What you are asked to do: The records below are to be quoted in full; please keep every word exact.

Supplied entries:
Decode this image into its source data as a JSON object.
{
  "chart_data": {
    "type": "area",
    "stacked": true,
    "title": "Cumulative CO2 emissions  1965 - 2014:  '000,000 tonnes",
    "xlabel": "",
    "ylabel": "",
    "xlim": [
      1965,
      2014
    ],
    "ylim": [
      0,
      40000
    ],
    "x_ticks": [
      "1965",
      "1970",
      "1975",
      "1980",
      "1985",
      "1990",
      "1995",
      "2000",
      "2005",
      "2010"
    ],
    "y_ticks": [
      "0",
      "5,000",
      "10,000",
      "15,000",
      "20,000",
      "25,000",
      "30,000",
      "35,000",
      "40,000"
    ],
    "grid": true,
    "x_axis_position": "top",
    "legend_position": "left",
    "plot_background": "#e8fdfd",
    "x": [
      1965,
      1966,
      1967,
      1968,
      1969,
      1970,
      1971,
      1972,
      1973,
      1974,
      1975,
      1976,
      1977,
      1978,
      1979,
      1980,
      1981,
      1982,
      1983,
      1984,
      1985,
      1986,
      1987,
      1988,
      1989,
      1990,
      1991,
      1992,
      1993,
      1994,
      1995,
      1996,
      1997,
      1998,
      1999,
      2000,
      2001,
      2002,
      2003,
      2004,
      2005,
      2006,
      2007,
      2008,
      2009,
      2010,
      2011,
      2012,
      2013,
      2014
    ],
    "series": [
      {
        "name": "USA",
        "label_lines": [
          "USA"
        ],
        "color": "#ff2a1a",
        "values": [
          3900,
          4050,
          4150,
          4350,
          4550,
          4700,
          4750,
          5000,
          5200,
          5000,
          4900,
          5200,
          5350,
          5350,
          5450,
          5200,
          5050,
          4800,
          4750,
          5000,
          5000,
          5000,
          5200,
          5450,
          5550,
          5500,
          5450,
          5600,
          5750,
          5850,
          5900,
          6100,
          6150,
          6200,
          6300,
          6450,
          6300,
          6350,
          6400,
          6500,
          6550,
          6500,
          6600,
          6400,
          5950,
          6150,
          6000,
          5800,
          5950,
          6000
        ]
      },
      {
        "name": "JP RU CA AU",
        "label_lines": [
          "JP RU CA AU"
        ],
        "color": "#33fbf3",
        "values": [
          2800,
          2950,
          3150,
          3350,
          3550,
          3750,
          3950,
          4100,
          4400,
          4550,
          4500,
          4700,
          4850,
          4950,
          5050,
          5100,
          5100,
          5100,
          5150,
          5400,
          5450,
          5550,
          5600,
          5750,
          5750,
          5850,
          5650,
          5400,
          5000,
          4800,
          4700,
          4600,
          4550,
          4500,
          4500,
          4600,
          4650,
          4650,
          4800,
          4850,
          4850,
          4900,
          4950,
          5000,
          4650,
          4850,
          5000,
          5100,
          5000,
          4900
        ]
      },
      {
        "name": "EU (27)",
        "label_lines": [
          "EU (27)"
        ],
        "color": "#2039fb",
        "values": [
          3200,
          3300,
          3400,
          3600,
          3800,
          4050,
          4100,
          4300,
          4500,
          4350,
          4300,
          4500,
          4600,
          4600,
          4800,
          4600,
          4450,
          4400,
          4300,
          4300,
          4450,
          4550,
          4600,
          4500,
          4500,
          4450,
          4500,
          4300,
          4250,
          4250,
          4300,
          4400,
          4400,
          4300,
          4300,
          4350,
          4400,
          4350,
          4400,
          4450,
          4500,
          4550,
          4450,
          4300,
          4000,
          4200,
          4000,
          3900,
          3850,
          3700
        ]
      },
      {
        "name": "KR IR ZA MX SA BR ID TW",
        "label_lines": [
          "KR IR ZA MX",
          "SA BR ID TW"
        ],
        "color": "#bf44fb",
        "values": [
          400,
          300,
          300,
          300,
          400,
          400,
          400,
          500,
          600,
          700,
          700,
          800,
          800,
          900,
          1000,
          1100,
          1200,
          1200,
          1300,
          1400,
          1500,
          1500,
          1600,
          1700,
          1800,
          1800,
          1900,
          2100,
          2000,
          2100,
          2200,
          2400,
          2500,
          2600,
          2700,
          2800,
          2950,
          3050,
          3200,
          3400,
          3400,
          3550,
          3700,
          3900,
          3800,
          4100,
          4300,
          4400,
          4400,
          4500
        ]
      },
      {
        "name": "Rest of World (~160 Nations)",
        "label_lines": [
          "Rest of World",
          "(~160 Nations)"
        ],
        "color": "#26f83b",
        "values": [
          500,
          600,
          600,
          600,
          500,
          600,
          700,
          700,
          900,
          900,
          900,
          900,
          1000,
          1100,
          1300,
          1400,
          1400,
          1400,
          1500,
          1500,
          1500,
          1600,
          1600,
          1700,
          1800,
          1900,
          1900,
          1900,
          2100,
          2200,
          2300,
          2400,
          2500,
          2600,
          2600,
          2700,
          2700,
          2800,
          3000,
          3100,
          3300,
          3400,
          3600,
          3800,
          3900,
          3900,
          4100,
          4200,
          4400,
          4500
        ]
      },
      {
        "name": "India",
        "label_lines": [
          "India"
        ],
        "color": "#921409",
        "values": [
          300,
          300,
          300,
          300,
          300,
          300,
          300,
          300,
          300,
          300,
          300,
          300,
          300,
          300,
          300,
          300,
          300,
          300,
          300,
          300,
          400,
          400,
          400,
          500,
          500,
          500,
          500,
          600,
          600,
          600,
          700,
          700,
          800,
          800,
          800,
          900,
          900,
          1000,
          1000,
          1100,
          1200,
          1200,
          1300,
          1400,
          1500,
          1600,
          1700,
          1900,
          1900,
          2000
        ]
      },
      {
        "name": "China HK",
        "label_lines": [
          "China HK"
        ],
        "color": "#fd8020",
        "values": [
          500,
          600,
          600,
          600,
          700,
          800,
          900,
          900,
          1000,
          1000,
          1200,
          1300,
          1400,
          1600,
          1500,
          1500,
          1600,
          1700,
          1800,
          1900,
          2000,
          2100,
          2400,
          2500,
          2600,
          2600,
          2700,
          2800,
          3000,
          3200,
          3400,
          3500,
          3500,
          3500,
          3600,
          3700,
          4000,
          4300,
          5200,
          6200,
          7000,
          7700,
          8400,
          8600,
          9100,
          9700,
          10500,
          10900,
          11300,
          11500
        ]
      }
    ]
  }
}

Solution to the exercise:
Decode this image into its source data as a JSON object.
{
  "chart_data": {
    "type": "area",
    "stacked": true,
    "title": "Cumulative CO2 emissions  1965 - 2014:  '000,000 tonnes",
    "xlabel": "",
    "ylabel": "",
    "xlim": [
      1965,
      2014
    ],
    "ylim": [
      0,
      40000
    ],
    "x_ticks": [
      "1965",
      "1970",
      "1975",
      "1980",
      "1985",
      "1990",
      "1995",
      "2000",
      "2005",
      "2010"
    ],
    "y_ticks": [
      "0",
      "5,000",
      "10,000",
      "15,000",
      "20,000",
      "25,000",
      "30,000",
      "35,000",
      "40,000"
    ],
    "grid": true,
    "x_axis_position": "top",
    "legend_position": "left",
    "plot_background": "#e8fdfd",
    "x": [
      1965,
      1966,
      1967,
      1968,
      1969,
      1970,
      1971,
      1972,
      1973,
      1974,
      1975,
      1976,
      1977,
      1978,
      1979,
      1980,
      1981,
      1982,
      1983,
      1984,
      1985,
      1986,
      1987,
      1988,
      1989,
      1990,
      1991,
      1992,
      1993,
      1994,
      1995,
      1996,
      1997,
      1998,
      1999,
      2000,
      2001,
      2002,
      2003,
      2004,
      2005,
      2006,
      2007,
      2008,
      2009,
      2010,
      2011,
      2012,
      2013,
      2014
    ],
    "series": [
      {
        "name": "USA",
        "label_lines": [
          "USA"
        ],
        "color": "#ff2a1a",
        "values": [
          3900,
          4050,
          4150,
          4350,
          4550,
          4700,
          4750,
          5000,
          5200,
          5000,
          4900,
          5200,
          5350,
          5350,
          5450,
          5200,
          5050,
          4800,
          4750,
          5000,
          5000,
          5000,
          5200,
          5450,
          5550,
          5500,
          5450,
          5600,
          5750,
          5850,
          5900,
          6100,
          6150,
          6200,
          6300,
          6450,
          6300,
          6350,
          6400,
          6500,
          6550,
          6500,
          6600,
          6400,
          5950,
          6150,
          6000,
          5800,
          5950,
          6000
        ]
      },
      {
        "name": "JP RU CA AU",
        "label_lines": [
          "JP RU CA AU"
        ],
        "color": "#33fbf3",
        "values": [
          2800,
          2950,
          3150,
          3350,
          3550,
          3750,
          3950,
          4100,
          4400,
          4550,
          4500,
          4700,
          4850,
          4950,
          5050,
          5100,
          5100,
          5100,
          5150,
          5400,
          5450,
          5550,
          5600,
          5750,
          5750,
          5850,
          5650,
          5400,
          5000,
          4800,
          4700,
          4600,
          4550,
          4500,
          4500,
          4600,
          4650,
          4650,
          4800,
          4850,
          4850,
          4900,
          4950,
          5000,
          4650,
          4850,
          5000,
          5100,
          5000,
          4900
        ]
      },
      {
        "name": "EU (27)",
        "label_lines": [
          "EU (27)"
        ],
        "color": "#2039fb",
        "values": [
          3200,
          3300,
          3400,
          3600,
          3800,
          4050,
          4100,
          4300,
          4500,
          4350,
          4300,
          4500,
          4600,
          4600,
          4800,
          4600,
          4450,
          4400,
          4300,
          4300,
          4450,
          4550,
          4600,
          4500,
          4500,
          4450,
          4500,
          4300,
          4250,
          4250,
          4300,
          4400,
          4400,
          4300,
          4300,
          4350,
          4400,
          4350,
          4400,
          4450,
          4500,
          4550,
          4450,
          4300,
          4000,
          4200,
          4000,
          3900,
          3850,
          3700
        ]
      },
      {
        "name": "KR IR ZA MX SA BR ID TW",
        "label_lines": [
          "KR IR ZA MX",
          "SA BR ID TW"
        ],
        "color": "#bf44fb",
        "values": [
          400,
          300,
          300,
          300,
          400,
          400,
          400,
          500,
          600,
          700,
          700,
          800,
          800,
          900,
          1000,
          1100,
          1200,
          1200,
          1300,
          1400,
          1500,
          1500,
          1600,
          1700,
          1800,
          1800,
          1900,
          2100,
          2000,
          2100,
          2200,
          2400,
          2500,
          2600,
          2700,
          2800,
          2950,
          3050,
          3200,
          3400,
          3400,
          3550,
          3700,
          3900,
          3800,
          4100,
          4300,
          4400,
          4400,
          4500
        ]
      },
      {
        "name": "Rest of World (~160 Nations)",
        "label_lines": [
          "Rest of World",
          "(~160 Nations)"
        ],
        "color": "#26f83b",
        "values": [
          500,
          600,
          600,
          600,
          500,
          600,
          700,
          700,
          900,
          900,
          900,
          900,
          1000,
          1100,
          1300,
          1400,
          1400,
          1400,
          1500,
          1500,
          1500,
          1600,
          1600,
          1700,
          1800,
          1900,
          1900,
          1900,
          2100,
          2200,
          2300,
          2400,
          2500,
          2600,
          2600,
          2700,
          2700,
          2800,
          3000,
          3100,
          3300,
          3400,
          3600,
          3800,
          3900,
          3900,
          4100,
          4200,
          4400,
          4500
        ]
      },
      {
        "name": "India",
        "label_lines": [
          "India"
        ],
        "color": "#921409",
        "values": [
          300,
          300,
          300,
          300,
          300,
          300,
          300,
          300,
          300,
          300,
          300,
          300,
          300,
          300,
          300,
          300,
          300,
          300,
          300,
          300,
          400,
          400,
          400,
          500,
          500,
          500,
          500,
          600,
          600,
          600,
          700,
          700,
          800,
          800,
          800,
          900,
          900,
          1000,
          1000,
          1100,
          1200,
          1200,
          1300,
          1400,
          1500,
          1600,
          1700,
          1900,
          1900,
          2000
        ]
      },
      {
        "name": "China HK",
        "label_lines": [
          "China HK"
        ],
        "color": "#fd8020",
        "values": [
          500,
          600,
          600,
          600,
          700,
          800,
          900,
          900,
          1000,
          1000,
          1200,
          1300,
          1400,
          1600,
          1500,
          1500,
          1600,
          1700,
          1800,
          1900,
          2000,
          2100,
          2400,
          2500,
          2600,
          2600,
          2700,
          2800,
          3000,
          3200,
          3400,
          3500,
          3500,
          3500,
          3600,
          3700,
          4000,
          4300,
          5200,
          6200,
          7000,
          7700,
          8400,
          8600,
          9100,
          9700,
          10500,
          10900,
          11300,
          11500
        ]
      }
    ]
  }
}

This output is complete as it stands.